Below is a listing. Gather each line of it that contains "time".

[Source data]
* * *
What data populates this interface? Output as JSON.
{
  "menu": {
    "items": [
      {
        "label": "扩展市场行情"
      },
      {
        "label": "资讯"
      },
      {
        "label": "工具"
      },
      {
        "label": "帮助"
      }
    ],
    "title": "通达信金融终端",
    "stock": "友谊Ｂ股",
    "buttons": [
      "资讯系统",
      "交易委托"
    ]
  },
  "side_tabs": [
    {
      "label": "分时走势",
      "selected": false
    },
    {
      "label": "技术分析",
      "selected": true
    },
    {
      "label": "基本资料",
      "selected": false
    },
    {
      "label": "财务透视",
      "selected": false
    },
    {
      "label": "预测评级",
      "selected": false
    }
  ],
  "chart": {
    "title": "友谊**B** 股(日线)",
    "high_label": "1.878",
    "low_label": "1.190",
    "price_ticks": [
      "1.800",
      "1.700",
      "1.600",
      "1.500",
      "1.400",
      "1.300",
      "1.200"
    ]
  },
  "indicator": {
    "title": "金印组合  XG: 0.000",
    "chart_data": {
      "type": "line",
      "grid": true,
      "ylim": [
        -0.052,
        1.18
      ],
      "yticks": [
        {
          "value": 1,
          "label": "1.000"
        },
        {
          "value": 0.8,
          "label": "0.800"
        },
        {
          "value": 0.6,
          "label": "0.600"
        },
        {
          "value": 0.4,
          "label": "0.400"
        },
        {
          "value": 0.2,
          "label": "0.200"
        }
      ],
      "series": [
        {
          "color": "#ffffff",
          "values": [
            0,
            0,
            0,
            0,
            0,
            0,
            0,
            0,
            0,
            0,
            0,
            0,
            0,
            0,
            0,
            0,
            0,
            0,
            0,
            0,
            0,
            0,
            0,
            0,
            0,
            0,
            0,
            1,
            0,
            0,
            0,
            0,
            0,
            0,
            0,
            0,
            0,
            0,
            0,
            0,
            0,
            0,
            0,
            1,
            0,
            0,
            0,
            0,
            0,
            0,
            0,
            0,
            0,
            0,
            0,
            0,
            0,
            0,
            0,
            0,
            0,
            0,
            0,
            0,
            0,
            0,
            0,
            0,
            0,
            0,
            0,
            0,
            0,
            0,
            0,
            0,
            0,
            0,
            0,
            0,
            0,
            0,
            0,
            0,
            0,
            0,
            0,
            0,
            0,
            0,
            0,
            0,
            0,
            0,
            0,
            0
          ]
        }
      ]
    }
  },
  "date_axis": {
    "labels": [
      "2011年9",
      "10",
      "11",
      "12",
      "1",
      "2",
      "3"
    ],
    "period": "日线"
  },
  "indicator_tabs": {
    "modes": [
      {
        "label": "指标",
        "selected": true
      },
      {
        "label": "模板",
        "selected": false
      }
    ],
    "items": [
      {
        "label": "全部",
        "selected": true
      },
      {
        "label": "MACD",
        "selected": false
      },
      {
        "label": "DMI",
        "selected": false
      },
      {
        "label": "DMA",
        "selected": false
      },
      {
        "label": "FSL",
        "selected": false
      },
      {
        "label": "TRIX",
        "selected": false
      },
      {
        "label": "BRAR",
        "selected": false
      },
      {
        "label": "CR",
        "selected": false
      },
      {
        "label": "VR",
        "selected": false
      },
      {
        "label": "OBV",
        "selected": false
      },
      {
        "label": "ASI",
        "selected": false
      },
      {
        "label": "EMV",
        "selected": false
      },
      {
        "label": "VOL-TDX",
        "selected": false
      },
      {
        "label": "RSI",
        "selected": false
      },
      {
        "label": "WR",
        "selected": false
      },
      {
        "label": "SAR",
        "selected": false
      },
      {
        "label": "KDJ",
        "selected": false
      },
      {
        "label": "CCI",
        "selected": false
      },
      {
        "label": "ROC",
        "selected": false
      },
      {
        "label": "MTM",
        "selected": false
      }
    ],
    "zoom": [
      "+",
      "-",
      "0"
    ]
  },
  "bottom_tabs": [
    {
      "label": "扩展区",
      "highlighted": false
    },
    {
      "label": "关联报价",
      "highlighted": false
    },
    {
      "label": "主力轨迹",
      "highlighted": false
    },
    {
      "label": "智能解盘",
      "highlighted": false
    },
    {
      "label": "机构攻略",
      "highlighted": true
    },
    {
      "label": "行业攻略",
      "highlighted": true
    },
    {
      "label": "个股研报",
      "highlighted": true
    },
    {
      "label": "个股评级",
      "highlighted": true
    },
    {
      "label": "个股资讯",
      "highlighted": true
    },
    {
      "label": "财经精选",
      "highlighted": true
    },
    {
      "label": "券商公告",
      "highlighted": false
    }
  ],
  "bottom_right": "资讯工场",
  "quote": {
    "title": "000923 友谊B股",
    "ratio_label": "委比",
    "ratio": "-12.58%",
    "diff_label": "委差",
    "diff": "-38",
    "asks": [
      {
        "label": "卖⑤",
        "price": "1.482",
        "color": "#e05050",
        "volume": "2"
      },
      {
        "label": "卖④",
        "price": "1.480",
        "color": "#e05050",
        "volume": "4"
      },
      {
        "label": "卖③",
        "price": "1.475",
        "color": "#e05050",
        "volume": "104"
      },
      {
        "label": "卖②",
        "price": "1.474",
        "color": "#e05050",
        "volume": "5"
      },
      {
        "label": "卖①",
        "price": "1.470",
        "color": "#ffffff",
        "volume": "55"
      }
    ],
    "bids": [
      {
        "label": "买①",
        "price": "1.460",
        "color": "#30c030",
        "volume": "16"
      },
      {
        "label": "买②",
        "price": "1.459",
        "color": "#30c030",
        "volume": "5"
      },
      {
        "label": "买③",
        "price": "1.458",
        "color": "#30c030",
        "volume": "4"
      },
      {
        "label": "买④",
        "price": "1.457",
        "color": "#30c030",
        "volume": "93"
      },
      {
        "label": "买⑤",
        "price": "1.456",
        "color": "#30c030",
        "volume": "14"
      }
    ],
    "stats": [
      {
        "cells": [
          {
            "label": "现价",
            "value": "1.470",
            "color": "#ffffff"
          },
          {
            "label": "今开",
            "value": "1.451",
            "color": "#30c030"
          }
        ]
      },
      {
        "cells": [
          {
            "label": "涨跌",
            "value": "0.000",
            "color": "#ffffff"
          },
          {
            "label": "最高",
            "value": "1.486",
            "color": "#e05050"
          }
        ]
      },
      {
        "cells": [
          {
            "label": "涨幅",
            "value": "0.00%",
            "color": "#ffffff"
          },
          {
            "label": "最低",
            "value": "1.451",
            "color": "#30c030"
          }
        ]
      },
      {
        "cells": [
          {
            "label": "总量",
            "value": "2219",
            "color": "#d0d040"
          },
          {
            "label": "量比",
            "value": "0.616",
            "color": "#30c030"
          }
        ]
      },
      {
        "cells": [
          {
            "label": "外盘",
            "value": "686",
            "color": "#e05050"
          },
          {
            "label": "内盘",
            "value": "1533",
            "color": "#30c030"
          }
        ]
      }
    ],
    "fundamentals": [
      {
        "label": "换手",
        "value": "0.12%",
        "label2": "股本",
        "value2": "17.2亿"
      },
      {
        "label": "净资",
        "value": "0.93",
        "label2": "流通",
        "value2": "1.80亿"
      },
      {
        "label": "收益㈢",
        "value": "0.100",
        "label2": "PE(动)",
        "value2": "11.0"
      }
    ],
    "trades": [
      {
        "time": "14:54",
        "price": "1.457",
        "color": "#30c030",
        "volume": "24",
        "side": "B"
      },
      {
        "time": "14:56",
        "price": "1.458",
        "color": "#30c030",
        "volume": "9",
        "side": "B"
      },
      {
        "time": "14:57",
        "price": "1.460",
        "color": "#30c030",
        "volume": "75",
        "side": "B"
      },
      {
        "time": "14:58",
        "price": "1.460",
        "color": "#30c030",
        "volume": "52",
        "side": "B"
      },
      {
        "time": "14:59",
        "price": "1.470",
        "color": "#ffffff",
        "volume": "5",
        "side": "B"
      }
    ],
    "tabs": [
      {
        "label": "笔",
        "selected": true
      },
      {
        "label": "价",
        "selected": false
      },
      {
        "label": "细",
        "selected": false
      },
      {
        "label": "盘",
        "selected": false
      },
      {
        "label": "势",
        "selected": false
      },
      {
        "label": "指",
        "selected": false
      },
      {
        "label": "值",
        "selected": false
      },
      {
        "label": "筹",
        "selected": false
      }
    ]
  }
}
* * *
_Solution for this problem:_
        "time": "14:54",
        "time": "14:56",
        "time": "14:57",
        "time": "14:58",
        "time": "14:59",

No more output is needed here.